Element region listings
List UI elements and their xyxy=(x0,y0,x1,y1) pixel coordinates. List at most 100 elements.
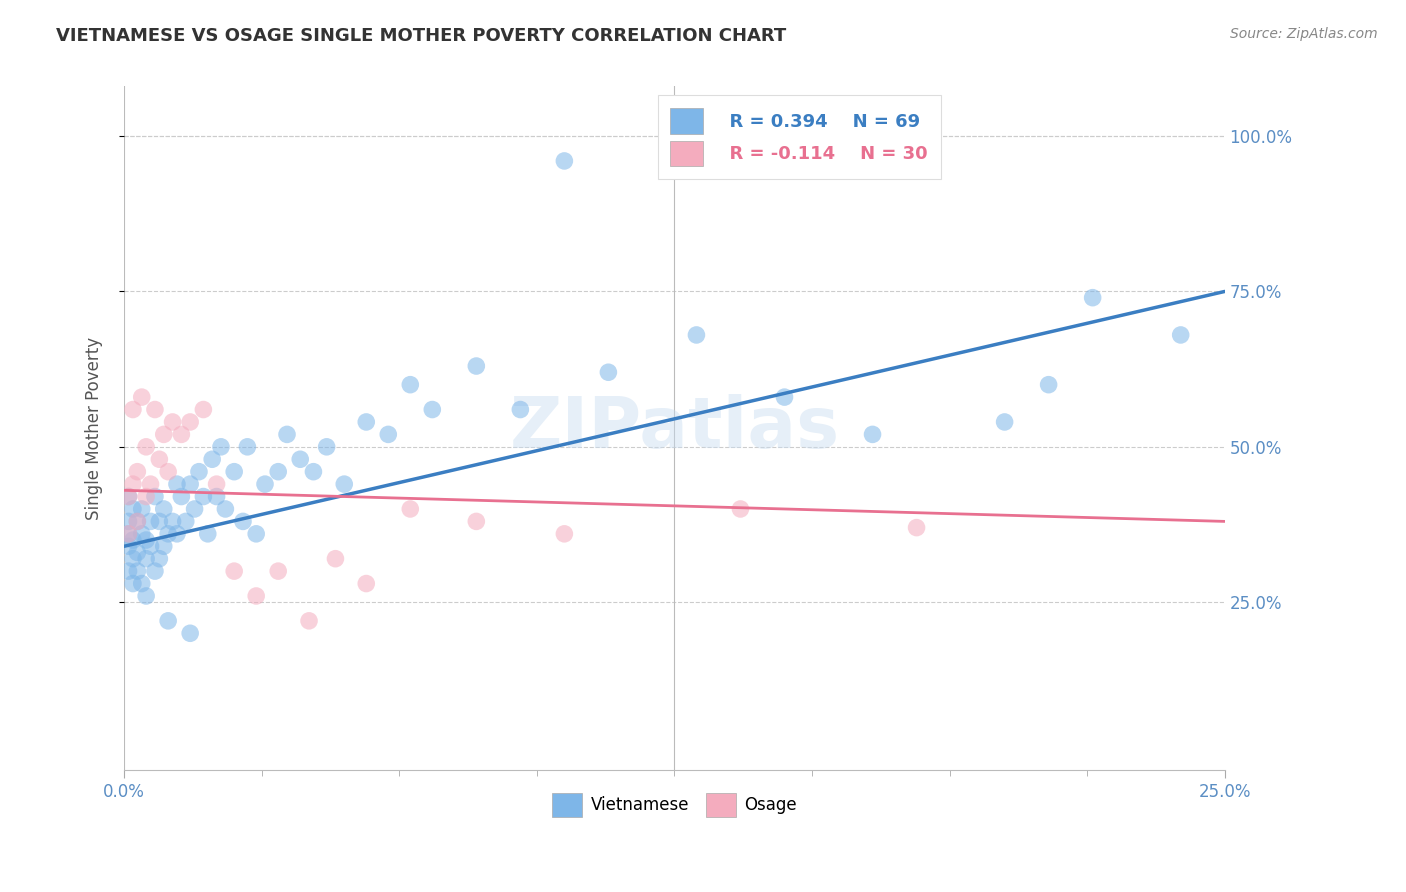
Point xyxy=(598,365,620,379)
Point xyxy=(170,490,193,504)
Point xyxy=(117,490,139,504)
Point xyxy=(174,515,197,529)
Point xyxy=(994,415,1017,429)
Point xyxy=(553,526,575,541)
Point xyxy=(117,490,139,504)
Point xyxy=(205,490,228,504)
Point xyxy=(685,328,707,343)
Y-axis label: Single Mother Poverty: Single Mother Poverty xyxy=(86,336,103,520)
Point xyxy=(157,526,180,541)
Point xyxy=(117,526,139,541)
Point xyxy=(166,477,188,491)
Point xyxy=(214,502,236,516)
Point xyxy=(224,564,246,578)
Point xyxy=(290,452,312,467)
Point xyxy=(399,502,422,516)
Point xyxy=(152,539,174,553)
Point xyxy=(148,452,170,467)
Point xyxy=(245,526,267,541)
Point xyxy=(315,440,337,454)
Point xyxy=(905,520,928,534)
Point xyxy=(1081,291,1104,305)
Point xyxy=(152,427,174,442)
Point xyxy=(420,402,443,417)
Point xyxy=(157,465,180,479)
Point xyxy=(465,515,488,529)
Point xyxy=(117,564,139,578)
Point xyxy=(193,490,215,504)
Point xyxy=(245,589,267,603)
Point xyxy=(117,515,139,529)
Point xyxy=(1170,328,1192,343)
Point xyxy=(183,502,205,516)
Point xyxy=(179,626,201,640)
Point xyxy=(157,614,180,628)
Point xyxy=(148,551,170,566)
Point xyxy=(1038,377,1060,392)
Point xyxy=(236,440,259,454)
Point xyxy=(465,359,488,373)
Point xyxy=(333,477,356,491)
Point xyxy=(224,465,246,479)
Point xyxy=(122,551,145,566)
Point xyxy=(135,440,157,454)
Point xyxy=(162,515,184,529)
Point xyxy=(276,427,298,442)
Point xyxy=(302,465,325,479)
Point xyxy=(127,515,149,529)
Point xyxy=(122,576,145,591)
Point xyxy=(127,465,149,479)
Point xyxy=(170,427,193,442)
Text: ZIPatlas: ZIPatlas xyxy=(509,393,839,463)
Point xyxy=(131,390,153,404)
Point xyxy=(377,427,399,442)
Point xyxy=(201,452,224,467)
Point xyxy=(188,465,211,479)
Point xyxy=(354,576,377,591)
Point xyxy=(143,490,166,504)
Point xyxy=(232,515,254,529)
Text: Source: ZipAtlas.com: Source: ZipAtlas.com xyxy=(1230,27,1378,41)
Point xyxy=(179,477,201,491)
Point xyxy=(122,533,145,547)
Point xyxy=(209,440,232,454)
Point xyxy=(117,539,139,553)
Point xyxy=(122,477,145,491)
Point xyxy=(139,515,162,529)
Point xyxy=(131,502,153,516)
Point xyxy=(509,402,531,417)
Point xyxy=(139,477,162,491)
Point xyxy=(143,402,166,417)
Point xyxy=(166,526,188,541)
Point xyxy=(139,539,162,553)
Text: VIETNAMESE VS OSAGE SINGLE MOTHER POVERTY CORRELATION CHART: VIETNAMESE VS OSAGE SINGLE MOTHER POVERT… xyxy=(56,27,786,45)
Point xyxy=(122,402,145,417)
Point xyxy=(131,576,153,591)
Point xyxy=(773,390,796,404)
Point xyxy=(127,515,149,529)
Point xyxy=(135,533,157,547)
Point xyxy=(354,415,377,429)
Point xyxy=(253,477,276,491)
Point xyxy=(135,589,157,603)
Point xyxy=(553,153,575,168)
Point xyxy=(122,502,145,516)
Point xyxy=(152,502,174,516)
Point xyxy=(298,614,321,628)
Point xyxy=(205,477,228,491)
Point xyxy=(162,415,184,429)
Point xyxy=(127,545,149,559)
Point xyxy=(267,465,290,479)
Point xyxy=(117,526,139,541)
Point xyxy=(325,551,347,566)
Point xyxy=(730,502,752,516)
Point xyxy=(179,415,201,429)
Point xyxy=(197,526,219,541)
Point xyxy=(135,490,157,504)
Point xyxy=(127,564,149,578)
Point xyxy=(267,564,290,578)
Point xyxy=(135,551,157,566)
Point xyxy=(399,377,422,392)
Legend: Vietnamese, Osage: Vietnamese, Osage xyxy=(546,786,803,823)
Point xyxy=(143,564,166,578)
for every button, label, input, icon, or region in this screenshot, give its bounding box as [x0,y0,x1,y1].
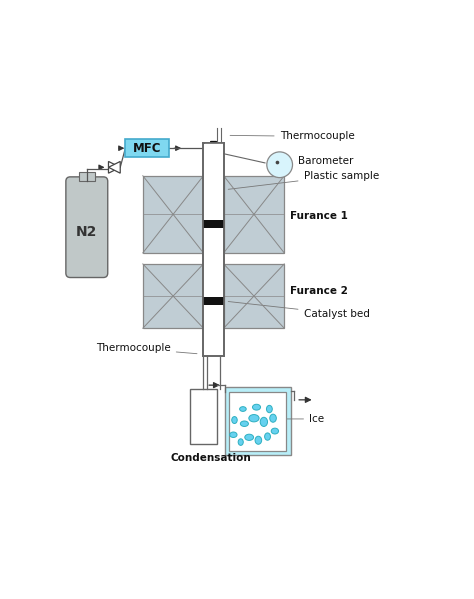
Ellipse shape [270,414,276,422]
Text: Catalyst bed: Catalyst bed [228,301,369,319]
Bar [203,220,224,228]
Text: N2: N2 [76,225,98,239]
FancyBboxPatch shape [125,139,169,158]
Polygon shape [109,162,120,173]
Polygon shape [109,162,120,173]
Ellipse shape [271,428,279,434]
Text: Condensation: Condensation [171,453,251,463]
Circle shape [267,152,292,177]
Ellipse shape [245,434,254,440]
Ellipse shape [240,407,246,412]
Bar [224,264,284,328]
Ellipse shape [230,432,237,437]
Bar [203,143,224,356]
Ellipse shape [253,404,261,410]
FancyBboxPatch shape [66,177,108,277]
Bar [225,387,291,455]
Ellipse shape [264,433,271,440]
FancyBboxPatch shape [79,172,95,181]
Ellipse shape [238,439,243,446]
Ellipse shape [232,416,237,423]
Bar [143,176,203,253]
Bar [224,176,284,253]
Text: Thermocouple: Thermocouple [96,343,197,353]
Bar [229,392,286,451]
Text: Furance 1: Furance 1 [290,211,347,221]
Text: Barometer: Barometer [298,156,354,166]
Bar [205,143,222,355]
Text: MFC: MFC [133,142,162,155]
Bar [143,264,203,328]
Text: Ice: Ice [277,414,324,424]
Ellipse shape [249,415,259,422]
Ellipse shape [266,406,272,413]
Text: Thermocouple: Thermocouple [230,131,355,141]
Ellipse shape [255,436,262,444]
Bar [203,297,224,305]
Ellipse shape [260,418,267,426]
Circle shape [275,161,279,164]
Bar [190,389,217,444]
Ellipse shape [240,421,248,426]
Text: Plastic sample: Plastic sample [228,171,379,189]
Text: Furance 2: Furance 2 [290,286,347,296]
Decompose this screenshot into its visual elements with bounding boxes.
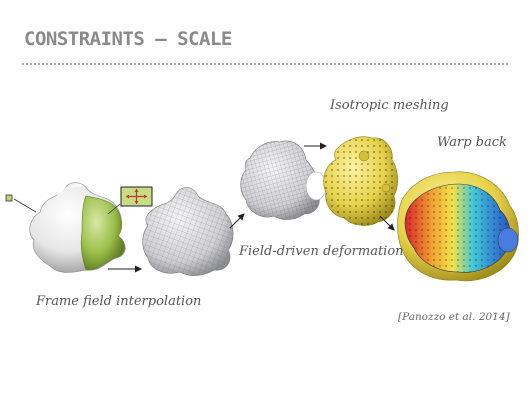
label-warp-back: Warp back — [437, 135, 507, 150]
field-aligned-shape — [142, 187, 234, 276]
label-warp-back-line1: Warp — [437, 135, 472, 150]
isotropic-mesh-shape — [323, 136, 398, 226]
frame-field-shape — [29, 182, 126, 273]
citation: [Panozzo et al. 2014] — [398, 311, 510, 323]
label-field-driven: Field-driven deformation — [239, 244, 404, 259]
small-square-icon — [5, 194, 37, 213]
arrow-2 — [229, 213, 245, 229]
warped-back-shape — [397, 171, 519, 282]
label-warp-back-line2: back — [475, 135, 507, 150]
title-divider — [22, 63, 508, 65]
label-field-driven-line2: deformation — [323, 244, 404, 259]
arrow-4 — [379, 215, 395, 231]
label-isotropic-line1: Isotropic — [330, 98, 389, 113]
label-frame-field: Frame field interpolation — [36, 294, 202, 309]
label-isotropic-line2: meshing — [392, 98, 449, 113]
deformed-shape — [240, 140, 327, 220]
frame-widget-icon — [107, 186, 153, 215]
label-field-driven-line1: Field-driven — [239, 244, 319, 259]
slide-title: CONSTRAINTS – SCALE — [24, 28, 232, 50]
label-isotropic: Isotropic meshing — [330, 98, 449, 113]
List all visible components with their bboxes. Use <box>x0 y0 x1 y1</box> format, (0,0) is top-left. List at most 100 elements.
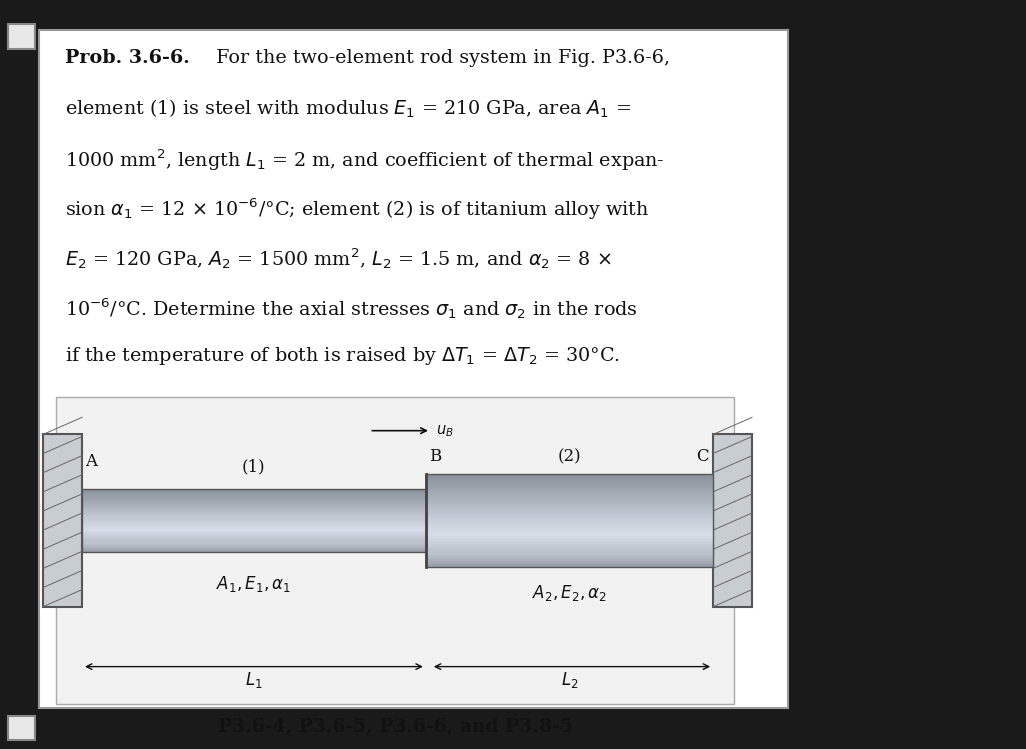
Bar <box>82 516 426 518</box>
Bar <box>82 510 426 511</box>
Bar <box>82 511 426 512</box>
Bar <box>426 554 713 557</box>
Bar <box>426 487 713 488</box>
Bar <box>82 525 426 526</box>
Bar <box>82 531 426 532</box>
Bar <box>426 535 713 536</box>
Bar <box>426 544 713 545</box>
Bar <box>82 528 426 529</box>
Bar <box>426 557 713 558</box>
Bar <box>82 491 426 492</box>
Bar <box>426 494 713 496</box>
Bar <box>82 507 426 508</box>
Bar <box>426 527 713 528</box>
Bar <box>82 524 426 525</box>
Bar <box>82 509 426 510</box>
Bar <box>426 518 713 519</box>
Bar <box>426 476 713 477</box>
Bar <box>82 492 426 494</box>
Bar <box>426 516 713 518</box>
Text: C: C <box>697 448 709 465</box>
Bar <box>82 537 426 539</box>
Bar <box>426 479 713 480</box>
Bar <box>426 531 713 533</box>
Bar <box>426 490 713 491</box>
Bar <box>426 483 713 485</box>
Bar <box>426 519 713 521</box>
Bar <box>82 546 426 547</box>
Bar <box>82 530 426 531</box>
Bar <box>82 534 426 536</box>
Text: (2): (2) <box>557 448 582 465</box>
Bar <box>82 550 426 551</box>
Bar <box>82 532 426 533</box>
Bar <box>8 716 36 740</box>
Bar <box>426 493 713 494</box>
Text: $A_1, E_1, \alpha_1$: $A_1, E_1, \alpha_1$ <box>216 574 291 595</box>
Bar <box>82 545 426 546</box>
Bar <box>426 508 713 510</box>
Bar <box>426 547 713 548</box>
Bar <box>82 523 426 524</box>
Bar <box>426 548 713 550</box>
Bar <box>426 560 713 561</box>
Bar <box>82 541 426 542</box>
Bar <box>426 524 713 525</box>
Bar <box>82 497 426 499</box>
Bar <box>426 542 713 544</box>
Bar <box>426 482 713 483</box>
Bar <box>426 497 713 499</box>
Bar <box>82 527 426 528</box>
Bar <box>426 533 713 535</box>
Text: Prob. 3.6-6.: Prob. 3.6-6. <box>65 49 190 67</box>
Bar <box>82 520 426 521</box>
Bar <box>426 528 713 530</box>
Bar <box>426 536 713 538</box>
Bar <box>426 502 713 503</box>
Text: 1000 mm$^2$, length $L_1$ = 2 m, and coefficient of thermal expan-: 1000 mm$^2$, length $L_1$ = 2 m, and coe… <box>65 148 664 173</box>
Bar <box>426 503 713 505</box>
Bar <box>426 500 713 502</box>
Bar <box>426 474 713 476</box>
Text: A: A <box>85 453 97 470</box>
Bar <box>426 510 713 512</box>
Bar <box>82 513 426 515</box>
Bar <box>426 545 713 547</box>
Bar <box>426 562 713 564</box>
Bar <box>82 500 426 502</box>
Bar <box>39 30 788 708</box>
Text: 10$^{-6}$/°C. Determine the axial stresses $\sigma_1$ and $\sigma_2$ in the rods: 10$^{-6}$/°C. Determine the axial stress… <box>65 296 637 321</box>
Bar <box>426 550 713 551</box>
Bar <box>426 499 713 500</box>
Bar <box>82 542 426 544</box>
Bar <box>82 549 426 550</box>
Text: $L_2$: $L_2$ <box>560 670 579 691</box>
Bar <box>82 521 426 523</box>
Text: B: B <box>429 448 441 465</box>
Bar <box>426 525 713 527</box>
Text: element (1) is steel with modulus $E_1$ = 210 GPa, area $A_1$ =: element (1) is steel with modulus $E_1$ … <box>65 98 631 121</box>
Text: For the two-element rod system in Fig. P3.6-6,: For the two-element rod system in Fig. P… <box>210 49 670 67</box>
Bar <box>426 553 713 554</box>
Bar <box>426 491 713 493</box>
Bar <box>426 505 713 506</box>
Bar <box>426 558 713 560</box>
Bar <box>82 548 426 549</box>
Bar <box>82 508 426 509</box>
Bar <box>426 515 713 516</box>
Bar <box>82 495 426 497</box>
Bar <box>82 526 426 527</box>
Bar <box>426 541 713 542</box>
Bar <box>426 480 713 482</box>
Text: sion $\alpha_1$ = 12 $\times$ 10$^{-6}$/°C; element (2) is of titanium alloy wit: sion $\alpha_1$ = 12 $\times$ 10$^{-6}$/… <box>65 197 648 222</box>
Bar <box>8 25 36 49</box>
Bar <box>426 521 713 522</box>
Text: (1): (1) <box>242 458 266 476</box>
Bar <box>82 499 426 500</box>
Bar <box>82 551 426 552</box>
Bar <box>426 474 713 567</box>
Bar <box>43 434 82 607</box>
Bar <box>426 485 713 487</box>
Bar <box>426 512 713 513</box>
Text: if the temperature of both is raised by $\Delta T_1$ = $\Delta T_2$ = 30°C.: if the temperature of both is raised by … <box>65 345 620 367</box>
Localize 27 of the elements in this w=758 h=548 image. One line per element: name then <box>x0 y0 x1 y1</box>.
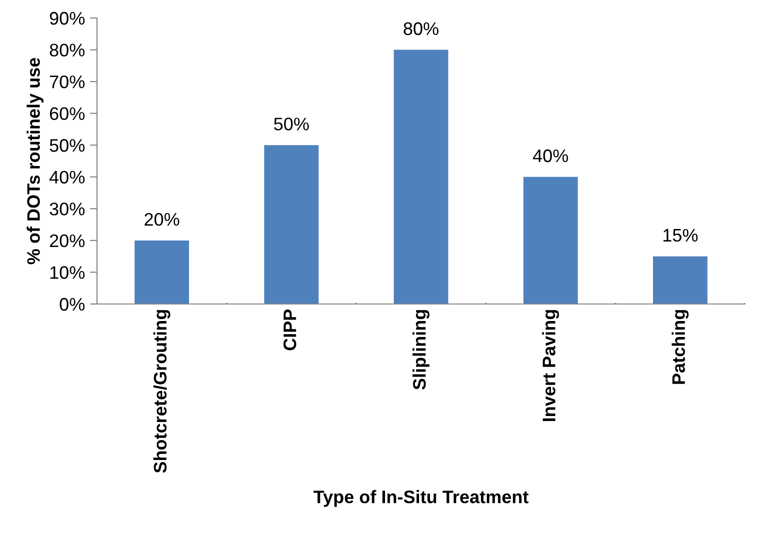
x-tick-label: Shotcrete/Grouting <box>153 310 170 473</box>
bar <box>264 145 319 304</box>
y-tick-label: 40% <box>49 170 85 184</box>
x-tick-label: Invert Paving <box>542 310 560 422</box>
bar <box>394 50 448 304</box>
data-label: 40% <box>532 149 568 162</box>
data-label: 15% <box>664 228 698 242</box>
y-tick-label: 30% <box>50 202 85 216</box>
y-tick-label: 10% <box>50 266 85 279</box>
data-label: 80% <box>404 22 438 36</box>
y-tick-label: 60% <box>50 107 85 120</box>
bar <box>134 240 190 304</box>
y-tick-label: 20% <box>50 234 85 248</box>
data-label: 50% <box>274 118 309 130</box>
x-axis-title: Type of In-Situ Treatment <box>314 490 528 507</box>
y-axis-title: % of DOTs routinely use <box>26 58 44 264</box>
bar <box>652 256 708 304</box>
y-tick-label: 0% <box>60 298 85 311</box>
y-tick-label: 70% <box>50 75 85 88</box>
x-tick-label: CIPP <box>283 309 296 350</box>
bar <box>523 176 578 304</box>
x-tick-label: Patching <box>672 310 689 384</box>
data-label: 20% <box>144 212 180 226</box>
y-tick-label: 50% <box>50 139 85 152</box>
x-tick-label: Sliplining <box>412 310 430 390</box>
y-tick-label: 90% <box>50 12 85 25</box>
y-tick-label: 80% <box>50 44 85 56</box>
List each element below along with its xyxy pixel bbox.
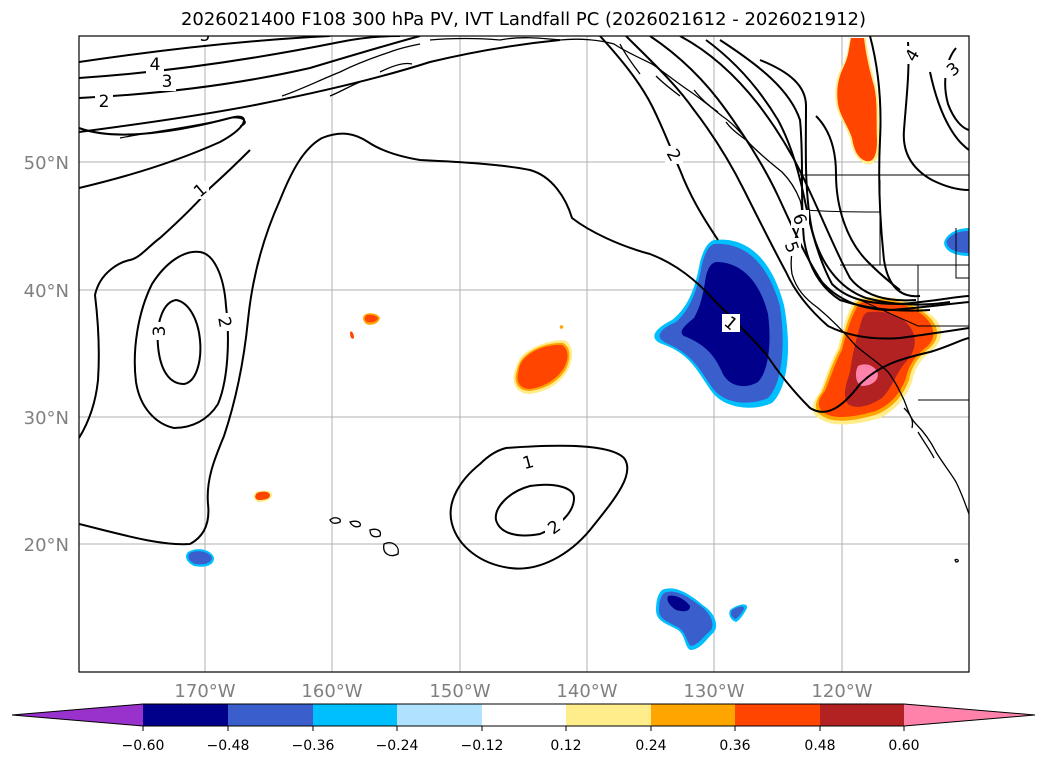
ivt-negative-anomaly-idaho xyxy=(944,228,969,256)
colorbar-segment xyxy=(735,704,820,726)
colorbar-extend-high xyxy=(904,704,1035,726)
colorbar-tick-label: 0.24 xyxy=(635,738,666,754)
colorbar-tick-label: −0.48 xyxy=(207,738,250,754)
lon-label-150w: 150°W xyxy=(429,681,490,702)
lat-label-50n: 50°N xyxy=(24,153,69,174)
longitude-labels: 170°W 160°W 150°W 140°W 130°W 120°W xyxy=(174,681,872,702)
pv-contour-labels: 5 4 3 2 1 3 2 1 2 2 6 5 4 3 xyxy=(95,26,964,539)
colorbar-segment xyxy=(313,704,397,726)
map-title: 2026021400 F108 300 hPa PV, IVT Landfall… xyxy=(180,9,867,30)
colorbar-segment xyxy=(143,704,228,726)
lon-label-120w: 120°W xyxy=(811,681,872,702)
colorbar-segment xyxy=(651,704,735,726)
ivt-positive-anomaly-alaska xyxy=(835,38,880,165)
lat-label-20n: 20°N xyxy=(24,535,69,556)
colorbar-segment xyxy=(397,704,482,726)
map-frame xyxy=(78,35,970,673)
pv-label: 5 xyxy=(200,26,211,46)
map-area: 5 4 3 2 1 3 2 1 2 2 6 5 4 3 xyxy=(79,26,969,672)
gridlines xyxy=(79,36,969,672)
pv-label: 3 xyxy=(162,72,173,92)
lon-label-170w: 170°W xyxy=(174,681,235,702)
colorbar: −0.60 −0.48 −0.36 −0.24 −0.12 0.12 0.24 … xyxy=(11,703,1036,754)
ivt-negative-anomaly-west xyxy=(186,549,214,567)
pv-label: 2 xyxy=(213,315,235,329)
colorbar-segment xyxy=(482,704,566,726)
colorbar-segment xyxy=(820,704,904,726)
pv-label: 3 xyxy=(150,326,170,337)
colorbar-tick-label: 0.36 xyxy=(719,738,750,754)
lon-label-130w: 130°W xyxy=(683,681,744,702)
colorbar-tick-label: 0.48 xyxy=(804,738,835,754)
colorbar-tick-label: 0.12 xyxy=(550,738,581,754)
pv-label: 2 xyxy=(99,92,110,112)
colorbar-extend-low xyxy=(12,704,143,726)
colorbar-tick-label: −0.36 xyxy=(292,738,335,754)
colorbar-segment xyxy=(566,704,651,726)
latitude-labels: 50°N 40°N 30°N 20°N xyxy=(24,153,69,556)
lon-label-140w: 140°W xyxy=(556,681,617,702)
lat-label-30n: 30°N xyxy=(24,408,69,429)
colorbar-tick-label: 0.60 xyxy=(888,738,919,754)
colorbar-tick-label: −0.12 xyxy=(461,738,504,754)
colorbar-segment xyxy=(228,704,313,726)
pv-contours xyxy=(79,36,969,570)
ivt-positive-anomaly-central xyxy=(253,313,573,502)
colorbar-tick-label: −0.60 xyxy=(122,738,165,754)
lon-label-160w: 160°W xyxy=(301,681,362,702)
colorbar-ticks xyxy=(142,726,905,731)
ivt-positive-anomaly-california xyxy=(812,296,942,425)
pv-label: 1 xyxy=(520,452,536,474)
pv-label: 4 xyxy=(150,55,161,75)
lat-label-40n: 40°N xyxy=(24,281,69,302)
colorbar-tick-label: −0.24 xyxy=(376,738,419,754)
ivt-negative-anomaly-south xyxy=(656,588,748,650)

◆ Given problem ◆
Could you switch "pv-label" to "pv-tag" in the stretch from the line containing "ivt-negative-anomaly-idaho xyxy=(944,228,969,256)" through the line containing "lon-label-130w: 130°W xyxy=(683,681,744,702)", and return only those lines with nothing else changed?

◆ Result of this task ◆
ivt-negative-anomaly-idaho xyxy=(944,228,969,256)
colorbar-segment xyxy=(735,704,820,726)
colorbar-extend-high xyxy=(904,704,1035,726)
colorbar-tick-label: 0.24 xyxy=(635,738,666,754)
colorbar-tick-label: −0.48 xyxy=(207,738,250,754)
lon-label-150w: 150°W xyxy=(429,681,490,702)
lat-label-50n: 50°N xyxy=(24,153,69,174)
longitude-labels: 170°W 160°W 150°W 140°W 130°W 120°W xyxy=(174,681,872,702)
pv-contour-labels: 5 4 3 2 1 3 2 1 2 2 6 5 4 3 xyxy=(95,26,964,539)
colorbar-segment xyxy=(313,704,397,726)
map-title: 2026021400 F108 300 hPa PV, IVT Landfall… xyxy=(180,9,867,30)
colorbar-segment xyxy=(143,704,228,726)
lon-label-120w: 120°W xyxy=(811,681,872,702)
colorbar-segment xyxy=(651,704,735,726)
ivt-positive-anomaly-alaska xyxy=(835,38,880,165)
lat-label-20n: 20°N xyxy=(24,535,69,556)
colorbar-segment xyxy=(397,704,482,726)
map-frame xyxy=(78,35,970,673)
pv-tag: 5 xyxy=(200,26,211,46)
map-area: 5 4 3 2 1 3 2 1 2 2 6 5 4 3 xyxy=(79,26,969,672)
gridlines xyxy=(79,36,969,672)
pv-tag: 3 xyxy=(162,72,173,92)
lon-label-170w: 170°W xyxy=(174,681,235,702)
colorbar: −0.60 −0.48 −0.36 −0.24 −0.12 0.12 0.24 … xyxy=(11,703,1036,754)
ivt-negative-anomaly-west xyxy=(186,549,214,567)
pv-tag: 2 xyxy=(213,315,235,329)
colorbar-segment xyxy=(482,704,566,726)
colorbar-segment xyxy=(820,704,904,726)
pv-tag: 3 xyxy=(150,326,170,337)
colorbar-tick-label: 0.36 xyxy=(719,738,750,754)
lon-label-130w: 130°W xyxy=(683,681,744,702)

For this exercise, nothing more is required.